[Short task]:
Write the records out again exactly, leaving no images in.
— START OF Material supplied —
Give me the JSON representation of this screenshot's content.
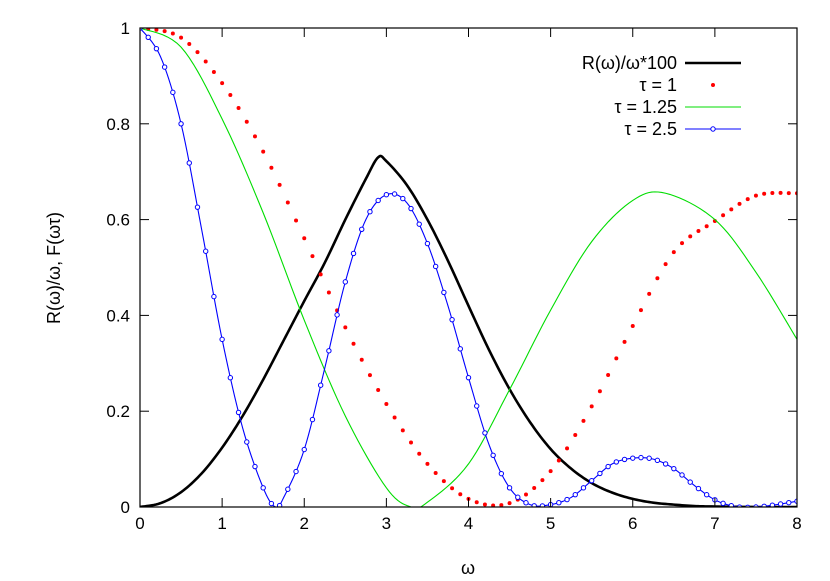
{
  "chart_data": {
    "type": "line",
    "title": "",
    "xlabel": "ω",
    "ylabel": "R(ω)/ω, F(ωτ)",
    "xlim": [
      0,
      8
    ],
    "ylim": [
      0,
      1
    ],
    "xticks": [
      "0",
      "1",
      "2",
      "3",
      "4",
      "5",
      "6",
      "7",
      "8"
    ],
    "yticks": [
      "0",
      "0.2",
      "0.4",
      "0.6",
      "0.8",
      "1"
    ],
    "grid": false,
    "legend_position": "top-right",
    "series": [
      {
        "name": "R(ω)/ω*100",
        "style": "line",
        "color": "#000000",
        "x": [
          0,
          0.25,
          0.5,
          0.75,
          1.0,
          1.25,
          1.5,
          1.75,
          2.0,
          2.25,
          2.5,
          2.75,
          2.9,
          3.0,
          3.25,
          3.5,
          3.75,
          4.0,
          4.25,
          4.5,
          4.75,
          5.0,
          5.25,
          5.5,
          5.75,
          6.0,
          6.25,
          6.5,
          6.75,
          7.0,
          7.5,
          8.0
        ],
        "y": [
          0,
          0.008,
          0.031,
          0.07,
          0.124,
          0.19,
          0.266,
          0.348,
          0.43,
          0.51,
          0.6,
          0.685,
          0.73,
          0.722,
          0.672,
          0.6,
          0.514,
          0.42,
          0.328,
          0.246,
          0.177,
          0.121,
          0.08,
          0.05,
          0.03,
          0.017,
          0.009,
          0.005,
          0.002,
          0.001,
          0.0,
          0.0
        ]
      },
      {
        "name": "τ = 1",
        "style": "points",
        "color": "#ff0000",
        "x": [
          0,
          0.5,
          1.0,
          1.5,
          2.0,
          2.5,
          3.0,
          3.5,
          4.0,
          4.5,
          5.0,
          5.5,
          6.0,
          6.5,
          7.0,
          7.5,
          8.0
        ],
        "y": [
          1.0,
          0.98,
          0.885,
          0.742,
          0.561,
          0.375,
          0.215,
          0.09,
          0.017,
          0.008,
          0.075,
          0.21,
          0.378,
          0.532,
          0.597,
          0.65,
          0.655
        ]
      },
      {
        "name": "τ = 1.25",
        "style": "line",
        "color": "#00dd00",
        "x": [
          0,
          0.5,
          1.0,
          1.5,
          2.0,
          2.5,
          3.0,
          3.3,
          3.5,
          4.0,
          4.5,
          5.0,
          5.5,
          6.0,
          6.4,
          7.0,
          7.5,
          8.0
        ],
        "y": [
          1.0,
          0.96,
          0.81,
          0.614,
          0.39,
          0.19,
          0.04,
          0.0,
          0.01,
          0.09,
          0.245,
          0.411,
          0.554,
          0.64,
          0.655,
          0.6,
          0.49,
          0.35
        ]
      },
      {
        "name": "τ = 2.5",
        "style": "linespoints",
        "color": "#0000ff",
        "x": [
          0,
          0.25,
          0.5,
          0.75,
          1.0,
          1.25,
          1.5,
          1.65,
          1.75,
          2.0,
          2.25,
          2.5,
          2.75,
          3.0,
          3.25,
          3.5,
          3.75,
          4.0,
          4.25,
          4.5,
          4.75,
          5.0,
          5.25,
          5.5,
          5.75,
          6.0,
          6.25,
          6.5,
          6.75,
          7.0,
          7.25,
          7.5,
          7.75,
          8.0
        ],
        "y": [
          1.0,
          0.94,
          0.8,
          0.58,
          0.35,
          0.165,
          0.04,
          0.0,
          0.02,
          0.12,
          0.29,
          0.47,
          0.6,
          0.652,
          0.635,
          0.55,
          0.42,
          0.27,
          0.13,
          0.04,
          0.005,
          0.005,
          0.02,
          0.055,
          0.09,
          0.102,
          0.1,
          0.08,
          0.045,
          0.015,
          0.001,
          0.0,
          0.005,
          0.012
        ]
      }
    ]
  }
}
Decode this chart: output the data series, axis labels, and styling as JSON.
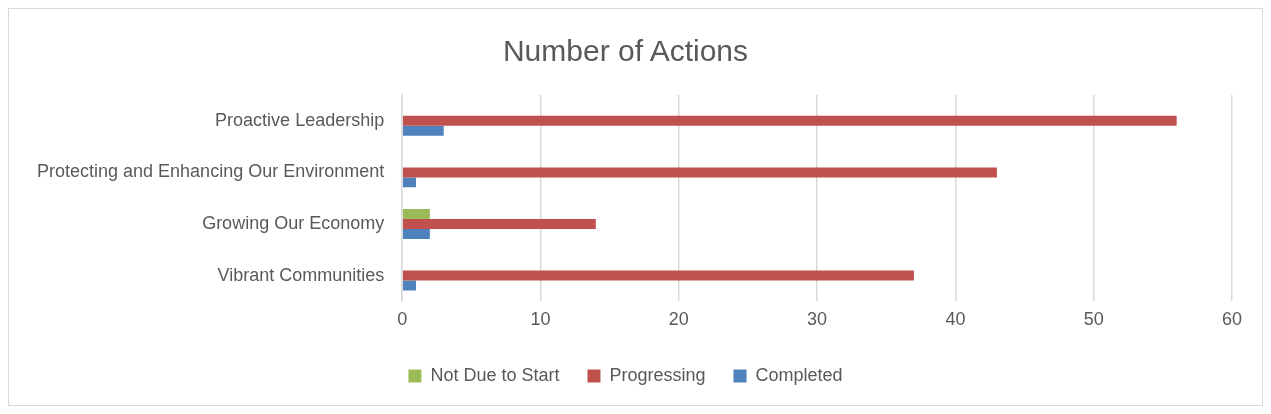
{
  "chart_data": {
    "type": "bar",
    "orientation": "horizontal",
    "title": "Number of Actions",
    "categories": [
      "Proactive Leadership",
      "Protecting and Enhancing Our Environment",
      "Growing Our Economy",
      "Vibrant Communities"
    ],
    "series": [
      {
        "name": "Not Due to Start",
        "color": "#9bbb59",
        "values": [
          0,
          0,
          2,
          0
        ]
      },
      {
        "name": "Progressing",
        "color": "#c0504d",
        "values": [
          56,
          43,
          14,
          37
        ]
      },
      {
        "name": "Completed",
        "color": "#4f81bd",
        "values": [
          3,
          1,
          2,
          1
        ]
      }
    ],
    "xlim": [
      0,
      60
    ],
    "xticks": [
      0,
      10,
      20,
      30,
      40,
      50,
      60
    ],
    "grid": "x",
    "legend": "bottom"
  }
}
— END OF Material supplied —
[The answer]:
Give me the JSON representation of this screenshot's content.
{
  "chart_data": {
    "type": "line",
    "title": "",
    "xlabel": "ω",
    "ylabel": "R(ω)/ω, F(ωτ)",
    "xlim": [
      0,
      8
    ],
    "ylim": [
      0,
      1
    ],
    "xticks": [
      "0",
      "1",
      "2",
      "3",
      "4",
      "5",
      "6",
      "7",
      "8"
    ],
    "yticks": [
      "0",
      "0.2",
      "0.4",
      "0.6",
      "0.8",
      "1"
    ],
    "grid": false,
    "legend_position": "top-right",
    "series": [
      {
        "name": "R(ω)/ω*100",
        "style": "line",
        "color": "#000000",
        "x": [
          0,
          0.25,
          0.5,
          0.75,
          1.0,
          1.25,
          1.5,
          1.75,
          2.0,
          2.25,
          2.5,
          2.75,
          2.9,
          3.0,
          3.25,
          3.5,
          3.75,
          4.0,
          4.25,
          4.5,
          4.75,
          5.0,
          5.25,
          5.5,
          5.75,
          6.0,
          6.25,
          6.5,
          6.75,
          7.0,
          7.5,
          8.0
        ],
        "y": [
          0,
          0.008,
          0.031,
          0.07,
          0.124,
          0.19,
          0.266,
          0.348,
          0.43,
          0.51,
          0.6,
          0.685,
          0.73,
          0.722,
          0.672,
          0.6,
          0.514,
          0.42,
          0.328,
          0.246,
          0.177,
          0.121,
          0.08,
          0.05,
          0.03,
          0.017,
          0.009,
          0.005,
          0.002,
          0.001,
          0.0,
          0.0
        ]
      },
      {
        "name": "τ = 1",
        "style": "points",
        "color": "#ff0000",
        "x": [
          0,
          0.5,
          1.0,
          1.5,
          2.0,
          2.5,
          3.0,
          3.5,
          4.0,
          4.5,
          5.0,
          5.5,
          6.0,
          6.5,
          7.0,
          7.5,
          8.0
        ],
        "y": [
          1.0,
          0.98,
          0.885,
          0.742,
          0.561,
          0.375,
          0.215,
          0.09,
          0.017,
          0.008,
          0.075,
          0.21,
          0.378,
          0.532,
          0.597,
          0.65,
          0.655
        ]
      },
      {
        "name": "τ = 1.25",
        "style": "line",
        "color": "#00dd00",
        "x": [
          0,
          0.5,
          1.0,
          1.5,
          2.0,
          2.5,
          3.0,
          3.3,
          3.5,
          4.0,
          4.5,
          5.0,
          5.5,
          6.0,
          6.4,
          7.0,
          7.5,
          8.0
        ],
        "y": [
          1.0,
          0.96,
          0.81,
          0.614,
          0.39,
          0.19,
          0.04,
          0.0,
          0.01,
          0.09,
          0.245,
          0.411,
          0.554,
          0.64,
          0.655,
          0.6,
          0.49,
          0.35
        ]
      },
      {
        "name": "τ = 2.5",
        "style": "linespoints",
        "color": "#0000ff",
        "x": [
          0,
          0.25,
          0.5,
          0.75,
          1.0,
          1.25,
          1.5,
          1.65,
          1.75,
          2.0,
          2.25,
          2.5,
          2.75,
          3.0,
          3.25,
          3.5,
          3.75,
          4.0,
          4.25,
          4.5,
          4.75,
          5.0,
          5.25,
          5.5,
          5.75,
          6.0,
          6.25,
          6.5,
          6.75,
          7.0,
          7.25,
          7.5,
          7.75,
          8.0
        ],
        "y": [
          1.0,
          0.94,
          0.8,
          0.58,
          0.35,
          0.165,
          0.04,
          0.0,
          0.02,
          0.12,
          0.29,
          0.47,
          0.6,
          0.652,
          0.635,
          0.55,
          0.42,
          0.27,
          0.13,
          0.04,
          0.005,
          0.005,
          0.02,
          0.055,
          0.09,
          0.102,
          0.1,
          0.08,
          0.045,
          0.015,
          0.001,
          0.0,
          0.005,
          0.012
        ]
      }
    ]
  }
}
Decode this chart: output the data series, axis labels, and styling as JSON.
{
  "chart_data": {
    "type": "bar",
    "orientation": "horizontal",
    "title": "Number of Actions",
    "categories": [
      "Proactive Leadership",
      "Protecting and Enhancing Our Environment",
      "Growing Our Economy",
      "Vibrant Communities"
    ],
    "series": [
      {
        "name": "Not Due to Start",
        "color": "#9bbb59",
        "values": [
          0,
          0,
          2,
          0
        ]
      },
      {
        "name": "Progressing",
        "color": "#c0504d",
        "values": [
          56,
          43,
          14,
          37
        ]
      },
      {
        "name": "Completed",
        "color": "#4f81bd",
        "values": [
          3,
          1,
          2,
          1
        ]
      }
    ],
    "xlim": [
      0,
      60
    ],
    "xticks": [
      0,
      10,
      20,
      30,
      40,
      50,
      60
    ],
    "grid": "x",
    "legend": "bottom"
  }
}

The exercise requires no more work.